Saved entries
■ ■ ■ ■ ■
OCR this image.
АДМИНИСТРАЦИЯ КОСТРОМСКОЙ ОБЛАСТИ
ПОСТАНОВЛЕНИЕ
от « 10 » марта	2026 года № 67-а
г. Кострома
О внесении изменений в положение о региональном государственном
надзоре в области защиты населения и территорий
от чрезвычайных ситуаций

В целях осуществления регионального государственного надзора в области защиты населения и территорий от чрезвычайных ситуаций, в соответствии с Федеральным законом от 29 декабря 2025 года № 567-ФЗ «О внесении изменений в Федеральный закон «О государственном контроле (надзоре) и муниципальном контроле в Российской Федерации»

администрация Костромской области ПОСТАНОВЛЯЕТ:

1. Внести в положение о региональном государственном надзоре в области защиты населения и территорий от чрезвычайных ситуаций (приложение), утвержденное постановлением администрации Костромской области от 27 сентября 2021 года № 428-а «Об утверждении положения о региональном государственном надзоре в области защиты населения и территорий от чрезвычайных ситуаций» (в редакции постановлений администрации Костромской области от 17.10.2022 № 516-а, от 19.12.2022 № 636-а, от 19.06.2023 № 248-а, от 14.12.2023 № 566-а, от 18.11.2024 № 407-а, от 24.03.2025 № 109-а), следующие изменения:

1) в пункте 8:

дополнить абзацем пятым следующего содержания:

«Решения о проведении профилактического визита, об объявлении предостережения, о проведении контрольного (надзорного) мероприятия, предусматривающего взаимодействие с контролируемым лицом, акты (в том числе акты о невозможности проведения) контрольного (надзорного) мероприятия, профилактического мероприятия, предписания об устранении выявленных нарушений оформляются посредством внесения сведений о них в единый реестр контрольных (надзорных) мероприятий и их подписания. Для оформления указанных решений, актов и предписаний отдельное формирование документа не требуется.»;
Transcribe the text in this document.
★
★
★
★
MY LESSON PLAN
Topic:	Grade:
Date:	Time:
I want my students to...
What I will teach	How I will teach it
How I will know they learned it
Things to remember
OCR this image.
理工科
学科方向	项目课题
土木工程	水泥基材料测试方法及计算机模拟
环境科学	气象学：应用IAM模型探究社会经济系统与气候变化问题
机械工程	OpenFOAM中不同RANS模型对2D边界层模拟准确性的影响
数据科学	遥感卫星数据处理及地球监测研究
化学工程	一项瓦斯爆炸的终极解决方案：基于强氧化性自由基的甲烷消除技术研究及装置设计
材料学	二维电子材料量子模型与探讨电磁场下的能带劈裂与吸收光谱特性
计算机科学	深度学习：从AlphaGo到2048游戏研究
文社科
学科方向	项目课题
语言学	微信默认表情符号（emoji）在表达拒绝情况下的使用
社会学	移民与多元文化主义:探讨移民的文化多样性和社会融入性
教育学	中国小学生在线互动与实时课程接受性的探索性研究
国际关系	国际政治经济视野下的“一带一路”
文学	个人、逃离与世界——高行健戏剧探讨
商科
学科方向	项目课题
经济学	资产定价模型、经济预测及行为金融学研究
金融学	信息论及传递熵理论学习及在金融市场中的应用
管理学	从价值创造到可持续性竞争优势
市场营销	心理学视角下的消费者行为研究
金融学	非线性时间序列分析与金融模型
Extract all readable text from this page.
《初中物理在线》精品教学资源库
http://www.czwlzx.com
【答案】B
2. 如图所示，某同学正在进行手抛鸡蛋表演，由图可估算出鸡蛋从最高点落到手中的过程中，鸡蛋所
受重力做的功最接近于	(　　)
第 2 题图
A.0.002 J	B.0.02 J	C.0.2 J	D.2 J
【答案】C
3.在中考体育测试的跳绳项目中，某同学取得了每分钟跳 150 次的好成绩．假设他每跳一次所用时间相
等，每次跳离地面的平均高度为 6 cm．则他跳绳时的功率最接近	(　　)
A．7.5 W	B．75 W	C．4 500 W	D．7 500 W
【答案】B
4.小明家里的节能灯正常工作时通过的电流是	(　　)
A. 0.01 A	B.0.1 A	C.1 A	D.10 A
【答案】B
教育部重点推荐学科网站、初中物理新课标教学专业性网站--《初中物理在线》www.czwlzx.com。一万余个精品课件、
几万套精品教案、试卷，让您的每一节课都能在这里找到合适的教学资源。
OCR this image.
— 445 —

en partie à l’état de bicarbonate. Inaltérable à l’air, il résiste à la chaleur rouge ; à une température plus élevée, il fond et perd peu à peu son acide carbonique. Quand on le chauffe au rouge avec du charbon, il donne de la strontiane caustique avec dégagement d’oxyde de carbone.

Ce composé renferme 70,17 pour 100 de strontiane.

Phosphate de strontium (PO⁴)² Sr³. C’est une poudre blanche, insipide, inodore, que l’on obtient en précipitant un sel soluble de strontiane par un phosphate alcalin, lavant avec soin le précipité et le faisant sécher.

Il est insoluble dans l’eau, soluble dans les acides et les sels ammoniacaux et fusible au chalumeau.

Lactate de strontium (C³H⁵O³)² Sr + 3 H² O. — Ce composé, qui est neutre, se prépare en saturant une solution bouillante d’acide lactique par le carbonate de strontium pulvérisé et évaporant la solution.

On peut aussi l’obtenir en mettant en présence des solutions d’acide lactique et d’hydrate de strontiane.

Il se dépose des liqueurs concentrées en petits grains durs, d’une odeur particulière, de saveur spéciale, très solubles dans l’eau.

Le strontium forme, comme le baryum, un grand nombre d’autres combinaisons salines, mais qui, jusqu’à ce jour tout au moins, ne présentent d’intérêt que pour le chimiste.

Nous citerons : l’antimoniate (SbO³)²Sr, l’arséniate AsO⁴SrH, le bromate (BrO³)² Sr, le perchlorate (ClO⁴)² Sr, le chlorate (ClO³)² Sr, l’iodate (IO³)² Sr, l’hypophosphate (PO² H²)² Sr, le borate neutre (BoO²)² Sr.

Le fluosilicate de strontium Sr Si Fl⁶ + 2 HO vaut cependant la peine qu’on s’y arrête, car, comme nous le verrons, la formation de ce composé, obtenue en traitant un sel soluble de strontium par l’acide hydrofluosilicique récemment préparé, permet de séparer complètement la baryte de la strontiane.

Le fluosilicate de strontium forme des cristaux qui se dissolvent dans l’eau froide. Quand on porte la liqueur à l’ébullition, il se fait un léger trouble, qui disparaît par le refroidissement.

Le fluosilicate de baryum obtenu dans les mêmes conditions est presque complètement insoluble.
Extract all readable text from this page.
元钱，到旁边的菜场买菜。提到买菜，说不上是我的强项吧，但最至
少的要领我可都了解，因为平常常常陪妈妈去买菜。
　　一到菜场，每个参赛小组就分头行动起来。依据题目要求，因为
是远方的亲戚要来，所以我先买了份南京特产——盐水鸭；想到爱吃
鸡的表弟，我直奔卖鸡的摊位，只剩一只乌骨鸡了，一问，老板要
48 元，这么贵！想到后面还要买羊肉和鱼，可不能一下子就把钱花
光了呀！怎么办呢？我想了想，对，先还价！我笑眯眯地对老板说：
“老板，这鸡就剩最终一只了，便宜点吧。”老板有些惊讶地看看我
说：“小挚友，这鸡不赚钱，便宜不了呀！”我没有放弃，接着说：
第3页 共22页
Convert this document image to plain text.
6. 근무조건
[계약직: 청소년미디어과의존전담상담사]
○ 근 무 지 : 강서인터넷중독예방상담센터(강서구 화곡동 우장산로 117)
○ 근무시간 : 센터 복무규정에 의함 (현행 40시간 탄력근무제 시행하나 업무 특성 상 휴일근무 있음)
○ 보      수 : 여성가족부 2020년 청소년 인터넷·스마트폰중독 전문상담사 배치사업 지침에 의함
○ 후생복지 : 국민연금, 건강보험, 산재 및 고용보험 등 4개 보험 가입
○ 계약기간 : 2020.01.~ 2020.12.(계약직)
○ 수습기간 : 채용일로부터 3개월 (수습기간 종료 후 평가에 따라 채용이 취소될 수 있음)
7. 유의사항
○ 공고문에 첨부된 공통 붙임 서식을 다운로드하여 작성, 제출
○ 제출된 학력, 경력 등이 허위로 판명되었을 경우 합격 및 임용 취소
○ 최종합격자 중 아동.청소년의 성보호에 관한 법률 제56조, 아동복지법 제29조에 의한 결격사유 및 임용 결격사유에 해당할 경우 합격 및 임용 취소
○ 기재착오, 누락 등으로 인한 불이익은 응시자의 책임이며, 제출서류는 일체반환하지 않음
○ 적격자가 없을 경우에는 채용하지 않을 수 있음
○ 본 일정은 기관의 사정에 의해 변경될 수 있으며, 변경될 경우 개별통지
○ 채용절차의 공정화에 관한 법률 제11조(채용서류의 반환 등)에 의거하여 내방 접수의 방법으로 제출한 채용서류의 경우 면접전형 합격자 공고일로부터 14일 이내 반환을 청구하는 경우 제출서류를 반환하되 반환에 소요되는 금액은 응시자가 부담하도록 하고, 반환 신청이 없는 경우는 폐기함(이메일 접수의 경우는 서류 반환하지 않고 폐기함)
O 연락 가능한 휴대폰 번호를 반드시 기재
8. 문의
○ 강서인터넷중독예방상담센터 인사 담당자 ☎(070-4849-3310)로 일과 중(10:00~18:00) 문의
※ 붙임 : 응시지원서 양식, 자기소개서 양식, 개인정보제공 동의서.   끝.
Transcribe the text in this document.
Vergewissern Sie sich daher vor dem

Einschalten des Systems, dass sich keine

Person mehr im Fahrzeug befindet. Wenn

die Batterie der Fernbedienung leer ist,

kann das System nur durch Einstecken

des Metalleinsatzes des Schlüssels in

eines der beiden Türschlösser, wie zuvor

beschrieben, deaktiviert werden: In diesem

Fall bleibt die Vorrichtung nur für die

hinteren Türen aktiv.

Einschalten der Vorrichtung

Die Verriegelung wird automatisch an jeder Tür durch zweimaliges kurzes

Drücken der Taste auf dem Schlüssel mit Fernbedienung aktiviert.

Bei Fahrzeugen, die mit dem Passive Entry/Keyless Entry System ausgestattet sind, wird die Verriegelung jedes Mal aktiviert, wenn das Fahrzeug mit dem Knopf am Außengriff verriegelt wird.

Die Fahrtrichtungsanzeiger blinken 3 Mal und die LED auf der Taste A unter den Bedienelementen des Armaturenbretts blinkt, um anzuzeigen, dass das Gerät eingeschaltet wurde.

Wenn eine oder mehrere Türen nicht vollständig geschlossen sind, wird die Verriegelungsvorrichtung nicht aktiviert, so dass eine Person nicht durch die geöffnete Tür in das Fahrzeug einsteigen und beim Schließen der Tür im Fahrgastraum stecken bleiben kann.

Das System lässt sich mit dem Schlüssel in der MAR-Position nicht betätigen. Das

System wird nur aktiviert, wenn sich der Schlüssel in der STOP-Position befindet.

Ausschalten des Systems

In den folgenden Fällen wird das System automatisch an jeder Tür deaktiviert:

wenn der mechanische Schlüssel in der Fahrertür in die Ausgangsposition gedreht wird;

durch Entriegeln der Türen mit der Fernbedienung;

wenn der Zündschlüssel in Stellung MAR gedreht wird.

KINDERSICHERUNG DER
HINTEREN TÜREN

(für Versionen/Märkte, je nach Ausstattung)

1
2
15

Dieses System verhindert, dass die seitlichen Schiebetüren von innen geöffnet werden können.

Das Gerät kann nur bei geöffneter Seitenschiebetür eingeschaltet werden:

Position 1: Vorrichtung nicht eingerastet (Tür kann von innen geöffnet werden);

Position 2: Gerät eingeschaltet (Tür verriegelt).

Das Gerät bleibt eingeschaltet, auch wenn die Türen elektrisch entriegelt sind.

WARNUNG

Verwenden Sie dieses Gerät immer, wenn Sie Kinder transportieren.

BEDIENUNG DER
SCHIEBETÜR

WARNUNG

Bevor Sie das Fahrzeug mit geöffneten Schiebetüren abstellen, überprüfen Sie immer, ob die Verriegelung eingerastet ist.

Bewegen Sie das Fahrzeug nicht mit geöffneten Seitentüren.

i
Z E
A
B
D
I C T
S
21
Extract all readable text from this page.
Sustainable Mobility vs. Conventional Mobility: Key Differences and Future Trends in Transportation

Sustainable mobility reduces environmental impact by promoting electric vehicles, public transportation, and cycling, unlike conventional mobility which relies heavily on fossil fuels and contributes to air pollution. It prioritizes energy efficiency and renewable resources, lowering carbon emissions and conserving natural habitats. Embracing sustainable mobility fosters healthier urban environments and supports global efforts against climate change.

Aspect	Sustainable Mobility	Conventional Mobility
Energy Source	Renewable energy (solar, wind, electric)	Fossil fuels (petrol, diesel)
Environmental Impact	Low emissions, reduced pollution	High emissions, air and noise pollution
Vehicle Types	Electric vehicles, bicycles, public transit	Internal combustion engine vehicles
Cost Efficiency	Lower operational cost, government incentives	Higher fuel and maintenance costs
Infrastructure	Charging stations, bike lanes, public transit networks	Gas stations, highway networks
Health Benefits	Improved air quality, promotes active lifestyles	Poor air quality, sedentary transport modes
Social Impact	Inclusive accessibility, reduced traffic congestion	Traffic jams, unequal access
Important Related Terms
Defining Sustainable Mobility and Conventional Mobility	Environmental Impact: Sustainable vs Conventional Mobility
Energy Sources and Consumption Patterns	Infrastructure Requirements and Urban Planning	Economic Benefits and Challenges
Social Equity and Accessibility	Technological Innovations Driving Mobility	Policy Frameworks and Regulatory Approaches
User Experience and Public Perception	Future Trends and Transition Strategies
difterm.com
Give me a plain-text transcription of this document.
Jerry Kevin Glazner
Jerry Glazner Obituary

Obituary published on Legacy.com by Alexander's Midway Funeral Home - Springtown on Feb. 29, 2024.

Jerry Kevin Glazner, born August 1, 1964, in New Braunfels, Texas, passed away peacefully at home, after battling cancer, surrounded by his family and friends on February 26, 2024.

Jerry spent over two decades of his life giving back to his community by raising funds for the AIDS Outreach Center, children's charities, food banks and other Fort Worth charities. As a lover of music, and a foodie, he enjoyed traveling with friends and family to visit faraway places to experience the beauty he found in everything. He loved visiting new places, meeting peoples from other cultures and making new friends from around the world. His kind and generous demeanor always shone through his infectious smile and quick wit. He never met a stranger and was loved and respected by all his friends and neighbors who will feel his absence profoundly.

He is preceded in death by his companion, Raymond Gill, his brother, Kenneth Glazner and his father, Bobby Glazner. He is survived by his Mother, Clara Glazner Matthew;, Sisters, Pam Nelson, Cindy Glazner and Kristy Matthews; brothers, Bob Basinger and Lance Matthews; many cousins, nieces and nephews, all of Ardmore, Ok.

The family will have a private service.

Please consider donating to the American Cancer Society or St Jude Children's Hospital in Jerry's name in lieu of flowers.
■ ■ ■ ■ ■
STATED EXERCISE -
In the entries above, identify every line with the word "강서인터넷중독예방상담센터". Copy those lines.

SOLUTION TO THIS PROBLEM -
○ 근 무 지 : 강서인터넷중독예방상담센터(강서구 화곡동 우장산로 117)
○ 강서인터넷중독예방상담센터 인사 담당자 ☎(070-4849-3310)로 일과 중(10:00~18:00) 문의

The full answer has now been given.